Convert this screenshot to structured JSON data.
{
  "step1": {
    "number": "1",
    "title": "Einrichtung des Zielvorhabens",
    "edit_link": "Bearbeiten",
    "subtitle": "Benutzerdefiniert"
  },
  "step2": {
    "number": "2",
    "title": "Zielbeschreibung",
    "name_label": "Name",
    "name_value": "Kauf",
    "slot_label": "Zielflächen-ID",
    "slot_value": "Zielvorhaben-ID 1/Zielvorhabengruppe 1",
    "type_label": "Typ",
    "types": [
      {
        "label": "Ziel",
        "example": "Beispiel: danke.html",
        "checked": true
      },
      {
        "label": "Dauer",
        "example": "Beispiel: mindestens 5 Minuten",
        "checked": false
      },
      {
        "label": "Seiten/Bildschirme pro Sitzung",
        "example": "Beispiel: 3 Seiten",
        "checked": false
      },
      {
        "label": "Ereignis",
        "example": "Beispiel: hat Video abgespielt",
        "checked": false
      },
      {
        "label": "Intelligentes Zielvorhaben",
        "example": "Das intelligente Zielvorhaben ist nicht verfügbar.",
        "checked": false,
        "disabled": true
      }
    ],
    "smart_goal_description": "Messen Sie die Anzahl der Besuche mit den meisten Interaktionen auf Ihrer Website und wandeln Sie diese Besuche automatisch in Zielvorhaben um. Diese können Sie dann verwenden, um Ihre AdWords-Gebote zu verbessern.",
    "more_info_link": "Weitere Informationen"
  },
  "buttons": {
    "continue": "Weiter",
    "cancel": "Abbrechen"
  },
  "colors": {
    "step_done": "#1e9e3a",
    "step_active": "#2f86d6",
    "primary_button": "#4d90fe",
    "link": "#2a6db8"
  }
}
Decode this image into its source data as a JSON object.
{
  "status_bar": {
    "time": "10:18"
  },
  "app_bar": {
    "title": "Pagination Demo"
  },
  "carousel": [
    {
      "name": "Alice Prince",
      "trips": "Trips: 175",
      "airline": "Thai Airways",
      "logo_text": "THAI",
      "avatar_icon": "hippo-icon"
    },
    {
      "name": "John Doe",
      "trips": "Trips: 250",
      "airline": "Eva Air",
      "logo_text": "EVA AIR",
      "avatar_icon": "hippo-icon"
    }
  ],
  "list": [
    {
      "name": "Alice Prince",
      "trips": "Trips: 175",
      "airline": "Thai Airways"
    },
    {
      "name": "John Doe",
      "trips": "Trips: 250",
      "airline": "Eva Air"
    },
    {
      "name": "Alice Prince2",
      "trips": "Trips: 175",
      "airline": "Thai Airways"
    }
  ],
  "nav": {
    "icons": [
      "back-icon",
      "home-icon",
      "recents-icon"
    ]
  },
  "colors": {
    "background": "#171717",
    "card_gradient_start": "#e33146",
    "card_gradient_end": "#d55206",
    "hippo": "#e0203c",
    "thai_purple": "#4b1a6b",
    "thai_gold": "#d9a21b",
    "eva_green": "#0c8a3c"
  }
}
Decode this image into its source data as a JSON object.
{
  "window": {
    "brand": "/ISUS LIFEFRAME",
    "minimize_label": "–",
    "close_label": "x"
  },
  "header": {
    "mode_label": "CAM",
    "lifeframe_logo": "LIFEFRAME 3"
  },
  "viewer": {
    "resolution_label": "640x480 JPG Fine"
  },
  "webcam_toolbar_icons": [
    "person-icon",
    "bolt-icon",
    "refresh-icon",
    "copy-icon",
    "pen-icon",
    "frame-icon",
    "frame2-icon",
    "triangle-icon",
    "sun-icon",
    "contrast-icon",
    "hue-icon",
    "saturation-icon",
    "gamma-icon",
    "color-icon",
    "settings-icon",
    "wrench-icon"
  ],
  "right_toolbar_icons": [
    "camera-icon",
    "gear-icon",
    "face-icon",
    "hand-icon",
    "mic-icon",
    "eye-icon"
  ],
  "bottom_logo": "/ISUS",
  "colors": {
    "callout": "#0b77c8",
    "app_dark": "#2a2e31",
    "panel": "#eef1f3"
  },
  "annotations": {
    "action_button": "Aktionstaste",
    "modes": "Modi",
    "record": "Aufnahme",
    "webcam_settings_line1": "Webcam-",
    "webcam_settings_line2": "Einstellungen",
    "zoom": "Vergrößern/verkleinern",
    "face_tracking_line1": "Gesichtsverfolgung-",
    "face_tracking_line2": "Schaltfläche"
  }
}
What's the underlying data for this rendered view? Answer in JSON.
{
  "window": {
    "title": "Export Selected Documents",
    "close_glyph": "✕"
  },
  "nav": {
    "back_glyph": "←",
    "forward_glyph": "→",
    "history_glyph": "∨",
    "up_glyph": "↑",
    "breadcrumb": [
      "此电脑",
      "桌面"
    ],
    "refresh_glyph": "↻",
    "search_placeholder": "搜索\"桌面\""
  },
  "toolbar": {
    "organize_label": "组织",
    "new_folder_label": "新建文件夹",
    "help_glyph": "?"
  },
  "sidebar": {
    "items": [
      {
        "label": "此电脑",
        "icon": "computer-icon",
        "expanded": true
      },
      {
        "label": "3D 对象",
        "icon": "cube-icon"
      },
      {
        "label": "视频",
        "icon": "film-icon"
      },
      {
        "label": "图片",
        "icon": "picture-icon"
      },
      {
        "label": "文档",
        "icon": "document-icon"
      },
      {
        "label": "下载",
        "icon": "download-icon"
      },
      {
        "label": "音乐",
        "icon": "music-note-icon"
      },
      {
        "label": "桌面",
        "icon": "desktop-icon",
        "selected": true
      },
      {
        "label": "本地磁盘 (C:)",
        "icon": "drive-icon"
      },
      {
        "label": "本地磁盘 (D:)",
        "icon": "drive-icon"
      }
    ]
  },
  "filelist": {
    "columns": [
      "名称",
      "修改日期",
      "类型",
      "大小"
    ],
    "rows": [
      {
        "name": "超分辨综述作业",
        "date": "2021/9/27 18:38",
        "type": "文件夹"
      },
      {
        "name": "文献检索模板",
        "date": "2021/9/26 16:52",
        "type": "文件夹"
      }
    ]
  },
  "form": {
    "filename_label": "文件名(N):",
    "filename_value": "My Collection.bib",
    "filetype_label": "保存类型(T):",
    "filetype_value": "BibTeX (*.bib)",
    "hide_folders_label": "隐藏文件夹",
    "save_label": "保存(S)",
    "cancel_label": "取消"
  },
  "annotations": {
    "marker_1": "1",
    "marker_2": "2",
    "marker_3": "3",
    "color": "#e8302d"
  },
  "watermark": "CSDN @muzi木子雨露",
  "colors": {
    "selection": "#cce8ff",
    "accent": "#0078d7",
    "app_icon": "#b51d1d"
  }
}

********************

EXERCISE BRIEF:
All lines holding the word "example" should be picked out and copied.

FINISHED TASK:
        "example": "Beispiel: danke.html",
        "example": "Beispiel: mindestens 5 Minuten",
        "example": "Beispiel: 3 Seiten",
        "example": "Beispiel: hat Video abgespielt",
        "example": "Das intelligente Zielvorhaben ist nicht verfügbar.",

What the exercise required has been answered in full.